Task prompt:
Using the listing below, report all lines holding the word "Recall".

Dataset records:
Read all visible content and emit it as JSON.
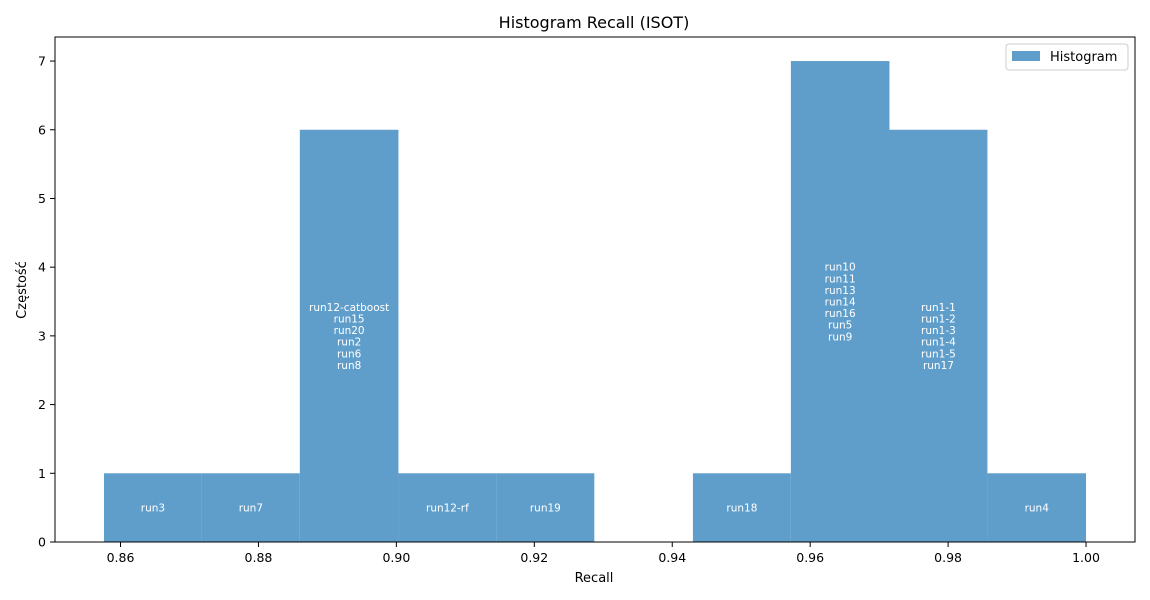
{
  "chart_data": {
    "type": "bar",
    "title": "Histogram Recall (ISOT)",
    "xlabel": "Recall",
    "ylabel": "Częstość",
    "xlim": [
      0.8505,
      1.0071
    ],
    "ylim": [
      0,
      7.35
    ],
    "xticks": [
      0.86,
      0.88,
      0.9,
      0.92,
      0.94,
      0.96,
      0.98,
      1.0
    ],
    "xtick_labels": [
      "0.86",
      "0.88",
      "0.90",
      "0.92",
      "0.94",
      "0.96",
      "0.98",
      "1.00"
    ],
    "yticks": [
      0,
      1,
      2,
      3,
      4,
      5,
      6,
      7
    ],
    "ytick_labels": [
      "0",
      "1",
      "2",
      "3",
      "4",
      "5",
      "6",
      "7"
    ],
    "grid": false,
    "legend_position": "top-right",
    "color": "#5f9ecb",
    "series": [
      {
        "name": "Histogram",
        "bins": [
          {
            "x0": 0.8576,
            "x1": 0.8718,
            "count": 1,
            "labels": [
              "run3"
            ]
          },
          {
            "x0": 0.8718,
            "x1": 0.886,
            "count": 1,
            "labels": [
              "run7"
            ]
          },
          {
            "x0": 0.886,
            "x1": 0.9003,
            "count": 6,
            "labels": [
              "run12-catboost",
              "run15",
              "run20",
              "run2",
              "run6",
              "run8"
            ]
          },
          {
            "x0": 0.9003,
            "x1": 0.9145,
            "count": 1,
            "labels": [
              "run12-rf"
            ]
          },
          {
            "x0": 0.9145,
            "x1": 0.9287,
            "count": 1,
            "labels": [
              "run19"
            ]
          },
          {
            "x0": 0.9287,
            "x1": 0.943,
            "count": 0,
            "labels": []
          },
          {
            "x0": 0.943,
            "x1": 0.9572,
            "count": 1,
            "labels": [
              "run18"
            ]
          },
          {
            "x0": 0.9572,
            "x1": 0.9715,
            "count": 7,
            "labels": [
              "run10",
              "run11",
              "run13",
              "run14",
              "run16",
              "run5",
              "run9"
            ]
          },
          {
            "x0": 0.9715,
            "x1": 0.9857,
            "count": 6,
            "labels": [
              "run1-1",
              "run1-2",
              "run1-3",
              "run1-4",
              "run1-5",
              "run17"
            ]
          },
          {
            "x0": 0.9857,
            "x1": 1.0,
            "count": 1,
            "labels": [
              "run4"
            ]
          }
        ]
      }
    ]
  }
}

Answer below:
    "title": "Histogram Recall (ISOT)",
    "xlabel": "Recall",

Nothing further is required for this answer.